Bounding box lines
** Begin **

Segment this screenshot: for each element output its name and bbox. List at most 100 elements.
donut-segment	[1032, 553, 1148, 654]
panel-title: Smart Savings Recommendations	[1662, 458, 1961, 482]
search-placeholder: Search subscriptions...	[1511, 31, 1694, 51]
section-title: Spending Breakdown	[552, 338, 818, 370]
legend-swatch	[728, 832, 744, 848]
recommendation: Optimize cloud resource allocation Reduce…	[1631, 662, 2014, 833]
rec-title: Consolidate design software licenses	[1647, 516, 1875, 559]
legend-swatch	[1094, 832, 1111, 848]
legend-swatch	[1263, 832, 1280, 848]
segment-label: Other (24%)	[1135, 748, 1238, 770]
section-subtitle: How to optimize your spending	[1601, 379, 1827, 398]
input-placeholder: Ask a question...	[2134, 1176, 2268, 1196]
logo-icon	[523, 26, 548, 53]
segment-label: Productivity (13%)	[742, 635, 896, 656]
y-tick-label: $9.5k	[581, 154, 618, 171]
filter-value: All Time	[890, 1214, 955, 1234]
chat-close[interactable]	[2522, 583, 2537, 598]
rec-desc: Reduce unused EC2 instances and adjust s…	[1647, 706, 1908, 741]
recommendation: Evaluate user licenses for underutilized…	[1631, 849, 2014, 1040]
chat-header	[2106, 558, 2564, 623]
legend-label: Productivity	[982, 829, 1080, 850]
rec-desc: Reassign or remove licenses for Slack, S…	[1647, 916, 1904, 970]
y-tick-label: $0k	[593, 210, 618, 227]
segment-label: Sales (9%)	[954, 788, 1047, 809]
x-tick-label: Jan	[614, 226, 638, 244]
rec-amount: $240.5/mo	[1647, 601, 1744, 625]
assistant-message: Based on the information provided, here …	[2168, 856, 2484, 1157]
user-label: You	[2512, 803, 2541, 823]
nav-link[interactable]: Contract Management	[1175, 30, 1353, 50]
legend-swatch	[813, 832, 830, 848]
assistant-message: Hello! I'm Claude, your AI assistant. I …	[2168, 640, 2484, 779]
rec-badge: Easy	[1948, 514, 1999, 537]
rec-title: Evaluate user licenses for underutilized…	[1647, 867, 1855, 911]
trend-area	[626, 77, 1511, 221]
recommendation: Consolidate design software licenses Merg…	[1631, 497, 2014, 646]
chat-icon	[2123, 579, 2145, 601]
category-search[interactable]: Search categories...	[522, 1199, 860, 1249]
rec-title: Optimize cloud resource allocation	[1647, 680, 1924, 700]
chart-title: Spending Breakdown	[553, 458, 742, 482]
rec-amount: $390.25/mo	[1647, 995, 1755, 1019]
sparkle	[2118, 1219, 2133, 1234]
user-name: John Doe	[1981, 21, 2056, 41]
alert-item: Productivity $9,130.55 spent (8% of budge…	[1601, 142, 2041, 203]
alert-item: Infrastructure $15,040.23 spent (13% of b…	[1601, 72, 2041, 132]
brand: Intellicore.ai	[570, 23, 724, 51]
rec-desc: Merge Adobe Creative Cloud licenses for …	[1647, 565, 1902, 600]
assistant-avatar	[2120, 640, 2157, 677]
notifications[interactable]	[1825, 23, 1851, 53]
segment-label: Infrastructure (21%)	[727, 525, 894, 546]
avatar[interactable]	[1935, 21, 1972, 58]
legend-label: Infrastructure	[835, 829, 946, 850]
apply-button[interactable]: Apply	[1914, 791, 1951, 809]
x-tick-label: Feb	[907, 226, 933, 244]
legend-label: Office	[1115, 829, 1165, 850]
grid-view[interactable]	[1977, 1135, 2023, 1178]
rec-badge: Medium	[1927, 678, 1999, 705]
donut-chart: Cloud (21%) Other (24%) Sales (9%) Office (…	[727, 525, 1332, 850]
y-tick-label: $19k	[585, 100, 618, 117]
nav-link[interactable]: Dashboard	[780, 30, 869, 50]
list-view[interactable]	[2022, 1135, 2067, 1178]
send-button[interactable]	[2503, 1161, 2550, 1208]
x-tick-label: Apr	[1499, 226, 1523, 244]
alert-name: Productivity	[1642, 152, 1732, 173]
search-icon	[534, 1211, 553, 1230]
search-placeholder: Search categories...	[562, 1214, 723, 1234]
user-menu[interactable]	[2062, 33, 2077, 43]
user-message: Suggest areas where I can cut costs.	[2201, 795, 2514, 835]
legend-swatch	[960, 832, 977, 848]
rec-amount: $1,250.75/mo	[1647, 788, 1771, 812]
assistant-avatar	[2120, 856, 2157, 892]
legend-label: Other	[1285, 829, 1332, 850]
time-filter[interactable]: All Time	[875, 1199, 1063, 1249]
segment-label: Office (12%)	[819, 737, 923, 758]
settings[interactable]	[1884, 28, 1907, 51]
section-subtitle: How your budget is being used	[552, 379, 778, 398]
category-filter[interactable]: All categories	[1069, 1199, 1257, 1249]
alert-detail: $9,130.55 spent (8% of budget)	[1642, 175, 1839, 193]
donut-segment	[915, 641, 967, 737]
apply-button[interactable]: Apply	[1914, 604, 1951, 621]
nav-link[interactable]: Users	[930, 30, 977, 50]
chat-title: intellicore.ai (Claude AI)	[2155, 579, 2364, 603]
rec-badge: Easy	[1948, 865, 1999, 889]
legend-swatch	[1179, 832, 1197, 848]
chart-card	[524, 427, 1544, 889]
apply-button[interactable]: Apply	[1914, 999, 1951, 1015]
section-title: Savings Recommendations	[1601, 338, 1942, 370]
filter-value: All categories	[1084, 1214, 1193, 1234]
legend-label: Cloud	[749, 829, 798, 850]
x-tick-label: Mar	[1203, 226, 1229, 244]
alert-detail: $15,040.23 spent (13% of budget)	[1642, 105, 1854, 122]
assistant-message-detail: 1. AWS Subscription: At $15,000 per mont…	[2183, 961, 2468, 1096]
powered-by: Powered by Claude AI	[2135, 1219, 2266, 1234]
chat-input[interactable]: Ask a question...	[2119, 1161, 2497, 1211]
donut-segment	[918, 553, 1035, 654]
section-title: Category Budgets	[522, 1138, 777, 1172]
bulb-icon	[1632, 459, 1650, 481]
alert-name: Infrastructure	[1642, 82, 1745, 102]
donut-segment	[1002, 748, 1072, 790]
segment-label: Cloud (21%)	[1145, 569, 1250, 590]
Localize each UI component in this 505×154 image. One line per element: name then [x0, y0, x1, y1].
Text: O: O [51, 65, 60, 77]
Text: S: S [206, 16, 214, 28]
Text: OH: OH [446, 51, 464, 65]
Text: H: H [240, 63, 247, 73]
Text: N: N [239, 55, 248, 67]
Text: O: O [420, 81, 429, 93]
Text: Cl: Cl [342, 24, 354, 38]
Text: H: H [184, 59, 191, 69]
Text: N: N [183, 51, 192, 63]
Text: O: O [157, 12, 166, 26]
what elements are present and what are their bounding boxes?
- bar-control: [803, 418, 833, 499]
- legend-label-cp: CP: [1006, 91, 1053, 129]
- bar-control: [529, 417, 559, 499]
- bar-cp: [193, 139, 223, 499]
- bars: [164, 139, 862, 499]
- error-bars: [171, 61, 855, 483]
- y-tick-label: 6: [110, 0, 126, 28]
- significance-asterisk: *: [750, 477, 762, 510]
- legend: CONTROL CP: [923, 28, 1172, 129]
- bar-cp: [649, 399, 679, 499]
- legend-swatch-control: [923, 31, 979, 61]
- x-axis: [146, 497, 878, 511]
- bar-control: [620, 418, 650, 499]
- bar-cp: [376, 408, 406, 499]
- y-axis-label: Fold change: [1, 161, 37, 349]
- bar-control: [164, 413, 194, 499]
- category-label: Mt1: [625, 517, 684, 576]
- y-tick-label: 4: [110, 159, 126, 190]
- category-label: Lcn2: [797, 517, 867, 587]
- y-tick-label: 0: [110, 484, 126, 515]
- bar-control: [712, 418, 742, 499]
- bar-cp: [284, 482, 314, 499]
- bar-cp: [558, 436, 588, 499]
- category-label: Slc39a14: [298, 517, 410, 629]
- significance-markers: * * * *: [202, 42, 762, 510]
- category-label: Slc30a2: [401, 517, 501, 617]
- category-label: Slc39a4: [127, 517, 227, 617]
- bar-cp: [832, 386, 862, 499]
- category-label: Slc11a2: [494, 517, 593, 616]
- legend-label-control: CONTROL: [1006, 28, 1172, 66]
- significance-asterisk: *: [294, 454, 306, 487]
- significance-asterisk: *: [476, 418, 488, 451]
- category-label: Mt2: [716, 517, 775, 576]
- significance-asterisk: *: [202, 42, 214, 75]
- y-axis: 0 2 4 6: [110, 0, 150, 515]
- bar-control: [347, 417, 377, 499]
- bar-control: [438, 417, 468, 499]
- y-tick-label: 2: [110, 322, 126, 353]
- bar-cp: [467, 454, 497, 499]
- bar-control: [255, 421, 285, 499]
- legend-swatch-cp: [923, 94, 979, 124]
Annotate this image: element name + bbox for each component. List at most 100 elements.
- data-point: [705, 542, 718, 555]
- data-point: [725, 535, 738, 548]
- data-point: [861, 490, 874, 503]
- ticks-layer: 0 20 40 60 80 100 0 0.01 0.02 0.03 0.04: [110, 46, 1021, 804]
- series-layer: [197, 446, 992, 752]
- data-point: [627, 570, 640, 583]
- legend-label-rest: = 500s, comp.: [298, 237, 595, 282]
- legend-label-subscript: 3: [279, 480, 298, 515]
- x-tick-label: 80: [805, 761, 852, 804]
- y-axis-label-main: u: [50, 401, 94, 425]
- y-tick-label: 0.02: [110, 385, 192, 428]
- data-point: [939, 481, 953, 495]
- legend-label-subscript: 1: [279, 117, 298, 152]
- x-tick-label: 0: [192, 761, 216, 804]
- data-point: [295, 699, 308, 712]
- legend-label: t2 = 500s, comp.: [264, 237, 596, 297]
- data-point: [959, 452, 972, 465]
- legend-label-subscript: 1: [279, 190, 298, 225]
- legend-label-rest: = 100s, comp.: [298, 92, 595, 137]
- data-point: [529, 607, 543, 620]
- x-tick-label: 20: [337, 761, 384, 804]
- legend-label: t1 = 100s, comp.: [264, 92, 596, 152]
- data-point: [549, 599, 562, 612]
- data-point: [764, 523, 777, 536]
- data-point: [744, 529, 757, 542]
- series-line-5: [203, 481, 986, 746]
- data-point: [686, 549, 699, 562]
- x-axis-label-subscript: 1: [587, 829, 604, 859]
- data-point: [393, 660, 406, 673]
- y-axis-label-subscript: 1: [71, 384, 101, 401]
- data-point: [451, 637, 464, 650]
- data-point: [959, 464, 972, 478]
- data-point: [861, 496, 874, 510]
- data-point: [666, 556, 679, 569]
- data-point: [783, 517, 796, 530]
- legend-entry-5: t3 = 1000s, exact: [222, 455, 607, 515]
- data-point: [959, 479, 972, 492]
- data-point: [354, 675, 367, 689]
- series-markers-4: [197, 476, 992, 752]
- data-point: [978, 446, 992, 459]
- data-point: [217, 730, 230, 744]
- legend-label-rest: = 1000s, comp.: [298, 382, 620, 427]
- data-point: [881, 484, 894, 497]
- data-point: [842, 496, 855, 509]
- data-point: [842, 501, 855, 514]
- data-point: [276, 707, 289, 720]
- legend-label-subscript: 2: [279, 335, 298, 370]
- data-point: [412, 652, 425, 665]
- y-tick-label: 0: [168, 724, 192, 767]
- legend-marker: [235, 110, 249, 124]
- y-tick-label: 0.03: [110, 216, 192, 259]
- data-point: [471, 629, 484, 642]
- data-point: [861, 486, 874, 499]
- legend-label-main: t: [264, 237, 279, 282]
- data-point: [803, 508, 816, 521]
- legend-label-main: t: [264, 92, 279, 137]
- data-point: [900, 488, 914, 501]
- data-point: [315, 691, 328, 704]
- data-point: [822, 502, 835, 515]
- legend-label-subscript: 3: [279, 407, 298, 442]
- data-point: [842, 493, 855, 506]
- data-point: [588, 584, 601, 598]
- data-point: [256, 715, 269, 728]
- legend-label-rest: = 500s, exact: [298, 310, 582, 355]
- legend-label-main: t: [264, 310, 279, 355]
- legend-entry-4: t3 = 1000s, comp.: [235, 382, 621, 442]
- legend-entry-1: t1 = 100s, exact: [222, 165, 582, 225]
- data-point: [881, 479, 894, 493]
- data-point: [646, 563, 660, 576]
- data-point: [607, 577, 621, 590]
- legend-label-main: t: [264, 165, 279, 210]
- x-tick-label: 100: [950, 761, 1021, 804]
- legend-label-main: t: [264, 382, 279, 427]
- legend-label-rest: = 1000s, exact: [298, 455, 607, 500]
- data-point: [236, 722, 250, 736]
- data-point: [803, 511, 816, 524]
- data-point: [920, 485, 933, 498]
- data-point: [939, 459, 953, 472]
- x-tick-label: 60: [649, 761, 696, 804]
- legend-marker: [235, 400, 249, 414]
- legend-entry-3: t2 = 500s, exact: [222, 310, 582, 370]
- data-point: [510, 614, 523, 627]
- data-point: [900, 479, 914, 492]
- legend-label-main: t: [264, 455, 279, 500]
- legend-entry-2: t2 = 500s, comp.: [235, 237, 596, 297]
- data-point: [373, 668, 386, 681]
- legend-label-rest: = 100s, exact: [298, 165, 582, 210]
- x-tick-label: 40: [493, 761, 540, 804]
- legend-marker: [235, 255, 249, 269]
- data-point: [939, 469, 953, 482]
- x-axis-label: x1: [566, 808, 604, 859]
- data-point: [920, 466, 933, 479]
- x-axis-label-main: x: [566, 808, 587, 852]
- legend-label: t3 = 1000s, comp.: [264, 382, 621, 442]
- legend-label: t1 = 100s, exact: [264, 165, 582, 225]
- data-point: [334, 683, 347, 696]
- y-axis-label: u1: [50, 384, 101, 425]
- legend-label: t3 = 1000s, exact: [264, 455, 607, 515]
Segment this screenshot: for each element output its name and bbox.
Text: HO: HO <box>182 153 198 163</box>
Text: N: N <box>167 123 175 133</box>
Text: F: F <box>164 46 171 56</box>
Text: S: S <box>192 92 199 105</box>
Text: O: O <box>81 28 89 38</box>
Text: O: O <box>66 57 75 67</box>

** End **

# [Exercise prompt]
How many of the lines above contain the string "series"? Case counts, and reply with the number only.

# [Result for this exercise]
3